| The data |
= = = = =

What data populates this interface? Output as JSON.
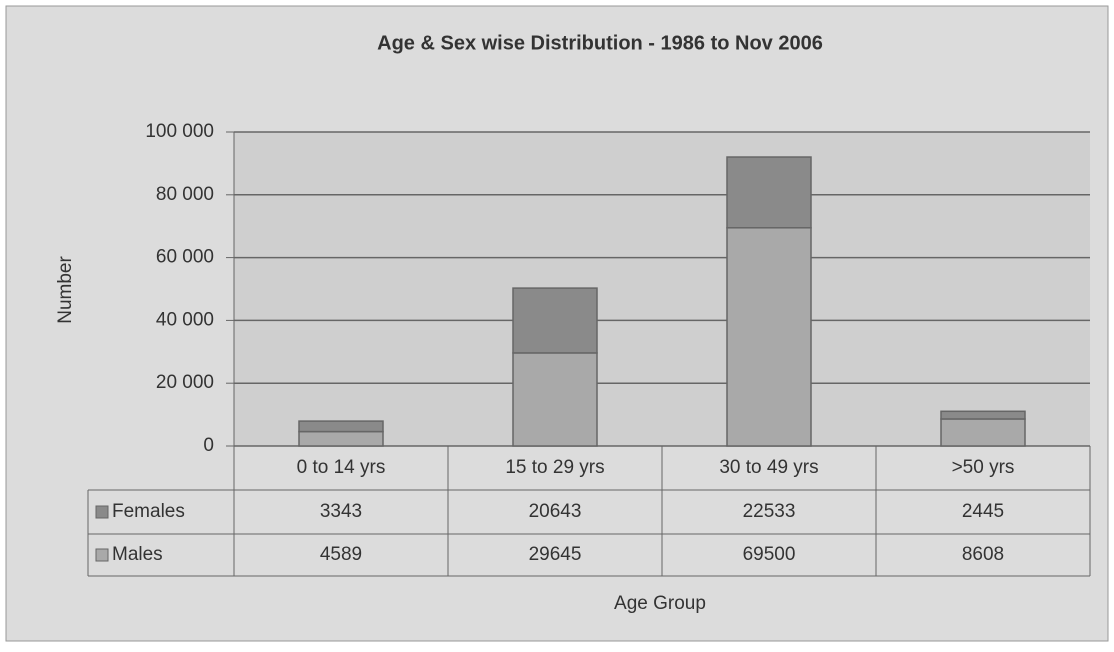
{
  "chart_data": {
    "type": "bar",
    "stacked": true,
    "title": "Age & Sex wise Distribution - 1986 to Nov 2006",
    "y_label": "Number",
    "x_label": "Age Group",
    "categories": [
      "0 to 14 yrs",
      "15 to 29 yrs",
      "30 to 49 yrs",
      ">50 yrs"
    ],
    "series": [
      {
        "name": "Males",
        "color": "#a9a9a9",
        "values": [
          4589,
          29645,
          69500,
          8608
        ]
      },
      {
        "name": "Females",
        "color": "#8a8a8a",
        "values": [
          3343,
          20643,
          22533,
          2445
        ]
      }
    ],
    "ylim": [
      0,
      100000
    ],
    "yticks": [
      0,
      {
        "value": 20000,
        "label": "20 000"
      },
      {
        "value": 40000,
        "label": "40 000"
      },
      {
        "value": 60000,
        "label": "60 000"
      },
      {
        "value": 80000,
        "label": "80 000"
      },
      {
        "value": 100000,
        "label": "100 000"
      }
    ],
    "grid": true
  }
}
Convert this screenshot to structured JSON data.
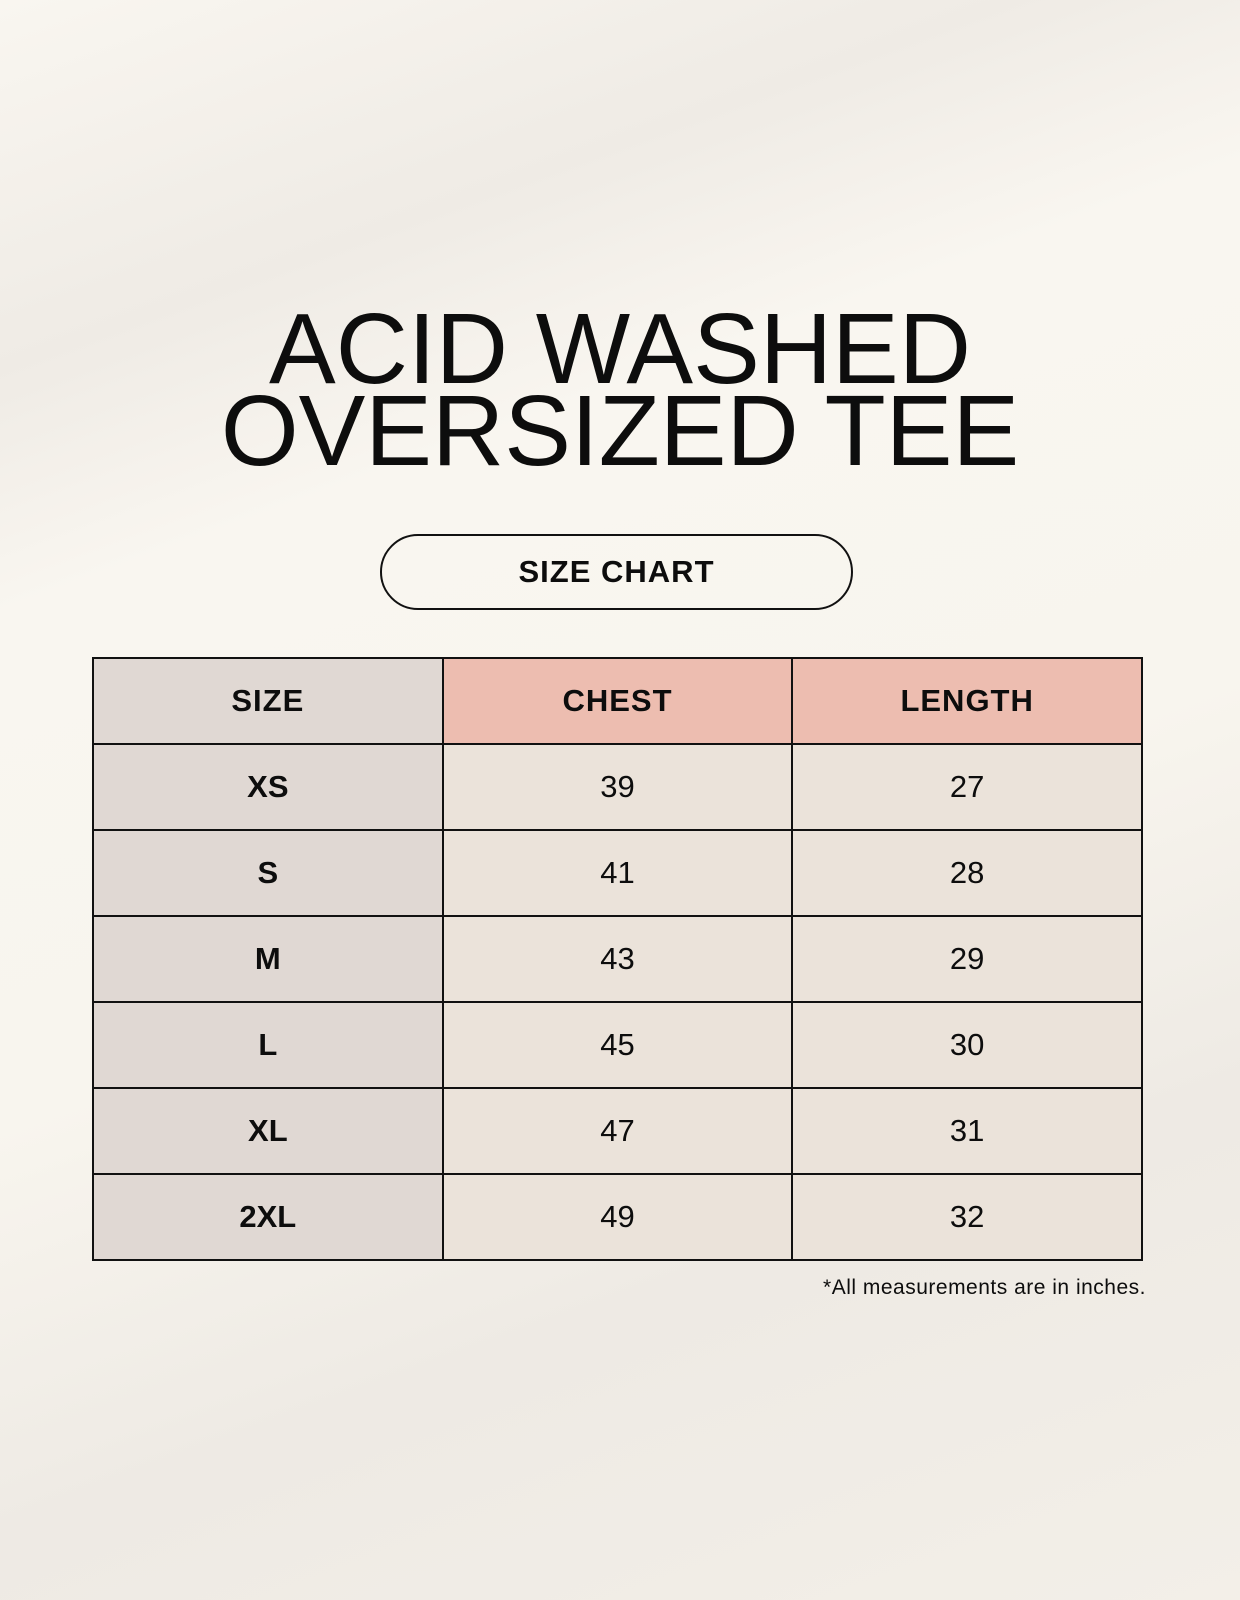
{
  "title": {
    "line1": "ACID WASHED",
    "line2": "OVERSIZED TEE"
  },
  "badge": "SIZE CHART",
  "table": {
    "headers": [
      "SIZE",
      "CHEST",
      "LENGTH"
    ],
    "rows": [
      [
        "XS",
        "39",
        "27"
      ],
      [
        "S",
        "41",
        "28"
      ],
      [
        "M",
        "43",
        "29"
      ],
      [
        "L",
        "45",
        "30"
      ],
      [
        "XL",
        "47",
        "31"
      ],
      [
        "2XL",
        "49",
        "32"
      ]
    ]
  },
  "note": "*All measurements are in inches.",
  "colors": {
    "size_column": "#e0d8d3",
    "header_accent": "#edbdb0",
    "value_cells": "#ebe3da"
  }
}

= = = = =

Output every entry word for word, but omit the pictures.

| Full response |
What data populates this interface? Output as JSON.
{
  "chart_data": {
    "type": "bar",
    "stacked": true,
    "title": "Age & Sex wise Distribution - 1986 to Nov 2006",
    "y_label": "Number",
    "x_label": "Age Group",
    "categories": [
      "0 to 14 yrs",
      "15 to 29 yrs",
      "30 to 49 yrs",
      ">50 yrs"
    ],
    "series": [
      {
        "name": "Males",
        "color": "#a9a9a9",
        "values": [
          4589,
          29645,
          69500,
          8608
        ]
      },
      {
        "name": "Females",
        "color": "#8a8a8a",
        "values": [
          3343,
          20643,
          22533,
          2445
        ]
      }
    ],
    "ylim": [
      0,
      100000
    ],
    "yticks": [
      0,
      {
        "value": 20000,
        "label": "20 000"
      },
      {
        "value": 40000,
        "label": "40 000"
      },
      {
        "value": 60000,
        "label": "60 000"
      },
      {
        "value": 80000,
        "label": "80 000"
      },
      {
        "value": 100000,
        "label": "100 000"
      }
    ],
    "grid": true
  }
}
Convert this screenshot to structured JSON data.
{
  "title": {
    "line1": "ACID WASHED",
    "line2": "OVERSIZED TEE"
  },
  "badge": "SIZE CHART",
  "table": {
    "headers": [
      "SIZE",
      "CHEST",
      "LENGTH"
    ],
    "rows": [
      [
        "XS",
        "39",
        "27"
      ],
      [
        "S",
        "41",
        "28"
      ],
      [
        "M",
        "43",
        "29"
      ],
      [
        "L",
        "45",
        "30"
      ],
      [
        "XL",
        "47",
        "31"
      ],
      [
        "2XL",
        "49",
        "32"
      ]
    ]
  },
  "note": "*All measurements are in inches.",
  "colors": {
    "size_column": "#e0d8d3",
    "header_accent": "#edbdb0",
    "value_cells": "#ebe3da"
  }
}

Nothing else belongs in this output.